GOAL OF THE EXERCISE: Can you print every record below exactly as written?

:::

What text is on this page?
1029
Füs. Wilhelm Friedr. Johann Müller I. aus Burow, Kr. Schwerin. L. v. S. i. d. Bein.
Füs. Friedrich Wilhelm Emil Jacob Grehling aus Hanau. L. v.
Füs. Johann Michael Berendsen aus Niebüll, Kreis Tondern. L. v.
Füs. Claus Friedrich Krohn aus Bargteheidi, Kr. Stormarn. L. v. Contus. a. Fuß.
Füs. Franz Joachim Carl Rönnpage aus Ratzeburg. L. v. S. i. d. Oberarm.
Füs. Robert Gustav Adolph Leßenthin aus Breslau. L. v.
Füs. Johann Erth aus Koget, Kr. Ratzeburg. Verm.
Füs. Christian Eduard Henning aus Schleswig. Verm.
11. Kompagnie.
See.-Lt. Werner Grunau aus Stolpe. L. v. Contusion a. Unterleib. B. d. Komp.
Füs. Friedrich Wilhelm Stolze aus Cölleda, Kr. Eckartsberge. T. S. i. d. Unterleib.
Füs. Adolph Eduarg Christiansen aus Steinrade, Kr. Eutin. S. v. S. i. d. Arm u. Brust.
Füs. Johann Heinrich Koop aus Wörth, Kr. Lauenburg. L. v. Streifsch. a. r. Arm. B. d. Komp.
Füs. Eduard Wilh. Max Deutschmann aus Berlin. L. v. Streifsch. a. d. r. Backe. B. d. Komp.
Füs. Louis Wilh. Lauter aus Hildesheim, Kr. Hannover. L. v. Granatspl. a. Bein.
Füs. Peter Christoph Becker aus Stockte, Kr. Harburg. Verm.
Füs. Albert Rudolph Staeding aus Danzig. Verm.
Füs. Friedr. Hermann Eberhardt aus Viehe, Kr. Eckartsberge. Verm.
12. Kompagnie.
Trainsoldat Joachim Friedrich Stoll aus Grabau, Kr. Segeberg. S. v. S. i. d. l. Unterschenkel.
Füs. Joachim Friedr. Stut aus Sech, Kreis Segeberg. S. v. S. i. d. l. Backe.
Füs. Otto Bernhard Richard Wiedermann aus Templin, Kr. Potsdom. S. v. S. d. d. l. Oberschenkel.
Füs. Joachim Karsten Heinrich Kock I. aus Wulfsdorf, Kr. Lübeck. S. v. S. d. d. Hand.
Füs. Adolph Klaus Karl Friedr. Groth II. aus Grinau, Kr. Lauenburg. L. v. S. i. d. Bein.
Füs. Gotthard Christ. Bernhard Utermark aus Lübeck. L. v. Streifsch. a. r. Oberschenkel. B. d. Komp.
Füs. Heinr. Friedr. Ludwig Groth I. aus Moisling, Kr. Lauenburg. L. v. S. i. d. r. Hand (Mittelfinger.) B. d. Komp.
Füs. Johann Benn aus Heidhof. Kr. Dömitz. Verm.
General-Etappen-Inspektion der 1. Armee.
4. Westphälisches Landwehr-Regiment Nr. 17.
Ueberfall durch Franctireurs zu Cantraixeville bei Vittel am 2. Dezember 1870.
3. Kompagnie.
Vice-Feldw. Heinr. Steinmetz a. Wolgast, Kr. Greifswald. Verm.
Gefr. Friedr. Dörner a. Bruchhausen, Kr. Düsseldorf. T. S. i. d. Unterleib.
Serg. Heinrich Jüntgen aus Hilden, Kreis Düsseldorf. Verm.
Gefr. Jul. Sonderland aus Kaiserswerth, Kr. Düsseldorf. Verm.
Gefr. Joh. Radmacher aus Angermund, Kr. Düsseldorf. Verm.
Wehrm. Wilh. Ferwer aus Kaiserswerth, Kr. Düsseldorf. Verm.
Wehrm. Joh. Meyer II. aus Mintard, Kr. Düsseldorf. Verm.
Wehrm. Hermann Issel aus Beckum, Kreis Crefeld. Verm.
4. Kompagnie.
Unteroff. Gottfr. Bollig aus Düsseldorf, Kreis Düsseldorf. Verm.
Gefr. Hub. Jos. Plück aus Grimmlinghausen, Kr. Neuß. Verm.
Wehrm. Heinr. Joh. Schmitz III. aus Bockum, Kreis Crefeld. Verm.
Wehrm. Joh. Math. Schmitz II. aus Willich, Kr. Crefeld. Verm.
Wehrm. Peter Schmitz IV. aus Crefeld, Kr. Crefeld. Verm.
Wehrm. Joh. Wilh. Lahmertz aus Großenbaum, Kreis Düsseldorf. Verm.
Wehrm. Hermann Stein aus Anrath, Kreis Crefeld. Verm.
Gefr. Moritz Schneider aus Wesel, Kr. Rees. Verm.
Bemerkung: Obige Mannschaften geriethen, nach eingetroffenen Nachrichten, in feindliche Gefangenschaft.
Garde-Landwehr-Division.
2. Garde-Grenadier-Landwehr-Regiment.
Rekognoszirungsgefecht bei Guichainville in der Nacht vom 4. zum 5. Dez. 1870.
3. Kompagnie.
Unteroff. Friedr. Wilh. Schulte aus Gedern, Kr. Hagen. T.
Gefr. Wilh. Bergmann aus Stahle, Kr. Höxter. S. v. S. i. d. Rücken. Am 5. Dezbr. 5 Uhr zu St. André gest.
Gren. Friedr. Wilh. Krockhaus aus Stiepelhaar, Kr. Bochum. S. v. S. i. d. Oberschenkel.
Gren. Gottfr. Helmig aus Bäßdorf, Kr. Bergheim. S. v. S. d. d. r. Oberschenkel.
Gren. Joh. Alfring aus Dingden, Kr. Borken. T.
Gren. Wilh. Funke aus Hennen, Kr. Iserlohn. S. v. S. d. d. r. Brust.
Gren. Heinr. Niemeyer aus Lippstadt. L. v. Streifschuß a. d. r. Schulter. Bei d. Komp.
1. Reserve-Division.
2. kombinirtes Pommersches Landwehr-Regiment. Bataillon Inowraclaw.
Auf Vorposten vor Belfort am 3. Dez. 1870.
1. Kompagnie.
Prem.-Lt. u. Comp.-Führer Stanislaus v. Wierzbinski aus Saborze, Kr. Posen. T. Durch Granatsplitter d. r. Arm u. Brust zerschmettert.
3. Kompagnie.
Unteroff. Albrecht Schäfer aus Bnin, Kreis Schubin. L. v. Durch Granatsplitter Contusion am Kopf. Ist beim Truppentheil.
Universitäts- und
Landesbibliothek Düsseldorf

:::

ANSWER TO THE PROBLEM:
What text is on this page?
1029
Füs. Wilhelm Friedr. Johann Müller I. aus Burow, Kr. Schwerin. L. v. S. i. d. Bein.
Füs. Friedrich Wilhelm Emil Jacob Grehling aus Hanau. L. v.
Füs. Johann Michael Berendsen aus Niebüll, Kreis Tondern. L. v.
Füs. Claus Friedrich Krohn aus Bargteheidi, Kr. Stormarn. L. v. Contus. a. Fuß.
Füs. Franz Joachim Carl Rönnpage aus Ratzeburg. L. v. S. i. d. Oberarm.
Füs. Robert Gustav Adolph Leßenthin aus Breslau. L. v.
Füs. Johann Erth aus Koget, Kr. Ratzeburg. Verm.
Füs. Christian Eduard Henning aus Schleswig. Verm.
11. Kompagnie.
See.-Lt. Werner Grunau aus Stolpe. L. v. Contusion a. Unterleib. B. d. Komp.
Füs. Friedrich Wilhelm Stolze aus Cölleda, Kr. Eckartsberge. T. S. i. d. Unterleib.
Füs. Adolph Eduarg Christiansen aus Steinrade, Kr. Eutin. S. v. S. i. d. Arm u. Brust.
Füs. Johann Heinrich Koop aus Wörth, Kr. Lauenburg. L. v. Streifsch. a. r. Arm. B. d. Komp.
Füs. Eduard Wilh. Max Deutschmann aus Berlin. L. v. Streifsch. a. d. r. Backe. B. d. Komp.
Füs. Louis Wilh. Lauter aus Hildesheim, Kr. Hannover. L. v. Granatspl. a. Bein.
Füs. Peter Christoph Becker aus Stockte, Kr. Harburg. Verm.
Füs. Albert Rudolph Staeding aus Danzig. Verm.
Füs. Friedr. Hermann Eberhardt aus Viehe, Kr. Eckartsberge. Verm.
12. Kompagnie.
Trainsoldat Joachim Friedrich Stoll aus Grabau, Kr. Segeberg. S. v. S. i. d. l. Unterschenkel.
Füs. Joachim Friedr. Stut aus Sech, Kreis Segeberg. S. v. S. i. d. l. Backe.
Füs. Otto Bernhard Richard Wiedermann aus Templin, Kr. Potsdom. S. v. S. d. d. l. Oberschenkel.
Füs. Joachim Karsten Heinrich Kock I. aus Wulfsdorf, Kr. Lübeck. S. v. S. d. d. Hand.
Füs. Adolph Klaus Karl Friedr. Groth II. aus Grinau, Kr. Lauenburg. L. v. S. i. d. Bein.
Füs. Gotthard Christ. Bernhard Utermark aus Lübeck. L. v. Streifsch. a. r. Oberschenkel. B. d. Komp.
Füs. Heinr. Friedr. Ludwig Groth I. aus Moisling, Kr. Lauenburg. L. v. S. i. d. r. Hand (Mittelfinger.) B. d. Komp.
Füs. Johann Benn aus Heidhof. Kr. Dömitz. Verm.
General-Etappen-Inspektion der 1. Armee.
4. Westphälisches Landwehr-Regiment Nr. 17.
Ueberfall durch Franctireurs zu Cantraixeville bei Vittel am 2. Dezember 1870.
3. Kompagnie.
Vice-Feldw. Heinr. Steinmetz a. Wolgast, Kr. Greifswald. Verm.
Gefr. Friedr. Dörner a. Bruchhausen, Kr. Düsseldorf. T. S. i. d. Unterleib.
Serg. Heinrich Jüntgen aus Hilden, Kreis Düsseldorf. Verm.
Gefr. Jul. Sonderland aus Kaiserswerth, Kr. Düsseldorf. Verm.
Gefr. Joh. Radmacher aus Angermund, Kr. Düsseldorf. Verm.
Wehrm. Wilh. Ferwer aus Kaiserswerth, Kr. Düsseldorf. Verm.
Wehrm. Joh. Meyer II. aus Mintard, Kr. Düsseldorf. Verm.
Wehrm. Hermann Issel aus Beckum, Kreis Crefeld. Verm.
4. Kompagnie.
Unteroff. Gottfr. Bollig aus Düsseldorf, Kreis Düsseldorf. Verm.
Gefr. Hub. Jos. Plück aus Grimmlinghausen, Kr. Neuß. Verm.
Wehrm. Heinr. Joh. Schmitz III. aus Bockum, Kreis Crefeld. Verm.
Wehrm. Joh. Math. Schmitz II. aus Willich, Kr. Crefeld. Verm.
Wehrm. Peter Schmitz IV. aus Crefeld, Kr. Crefeld. Verm.
Wehrm. Joh. Wilh. Lahmertz aus Großenbaum, Kreis Düsseldorf. Verm.
Wehrm. Hermann Stein aus Anrath, Kreis Crefeld. Verm.
Gefr. Moritz Schneider aus Wesel, Kr. Rees. Verm.
Bemerkung: Obige Mannschaften geriethen, nach eingetroffenen Nachrichten, in feindliche Gefangenschaft.
Garde-Landwehr-Division.
2. Garde-Grenadier-Landwehr-Regiment.
Rekognoszirungsgefecht bei Guichainville in der Nacht vom 4. zum 5. Dez. 1870.
3. Kompagnie.
Unteroff. Friedr. Wilh. Schulte aus Gedern, Kr. Hagen. T.
Gefr. Wilh. Bergmann aus Stahle, Kr. Höxter. S. v. S. i. d. Rücken. Am 5. Dezbr. 5 Uhr zu St. André gest.
Gren. Friedr. Wilh. Krockhaus aus Stiepelhaar, Kr. Bochum. S. v. S. i. d. Oberschenkel.
Gren. Gottfr. Helmig aus Bäßdorf, Kr. Bergheim. S. v. S. d. d. r. Oberschenkel.
Gren. Joh. Alfring aus Dingden, Kr. Borken. T.
Gren. Wilh. Funke aus Hennen, Kr. Iserlohn. S. v. S. d. d. r. Brust.
Gren. Heinr. Niemeyer aus Lippstadt. L. v. Streifschuß a. d. r. Schulter. Bei d. Komp.
1. Reserve-Division.
2. kombinirtes Pommersches Landwehr-Regiment. Bataillon Inowraclaw.
Auf Vorposten vor Belfort am 3. Dez. 1870.
1. Kompagnie.
Prem.-Lt. u. Comp.-Führer Stanislaus v. Wierzbinski aus Saborze, Kr. Posen. T. Durch Granatsplitter d. r. Arm u. Brust zerschmettert.
3. Kompagnie.
Unteroff. Albrecht Schäfer aus Bnin, Kreis Schubin. L. v. Durch Granatsplitter Contusion am Kopf. Ist beim Truppentheil.
Universitäts- und
Landesbibliothek Düsseldorf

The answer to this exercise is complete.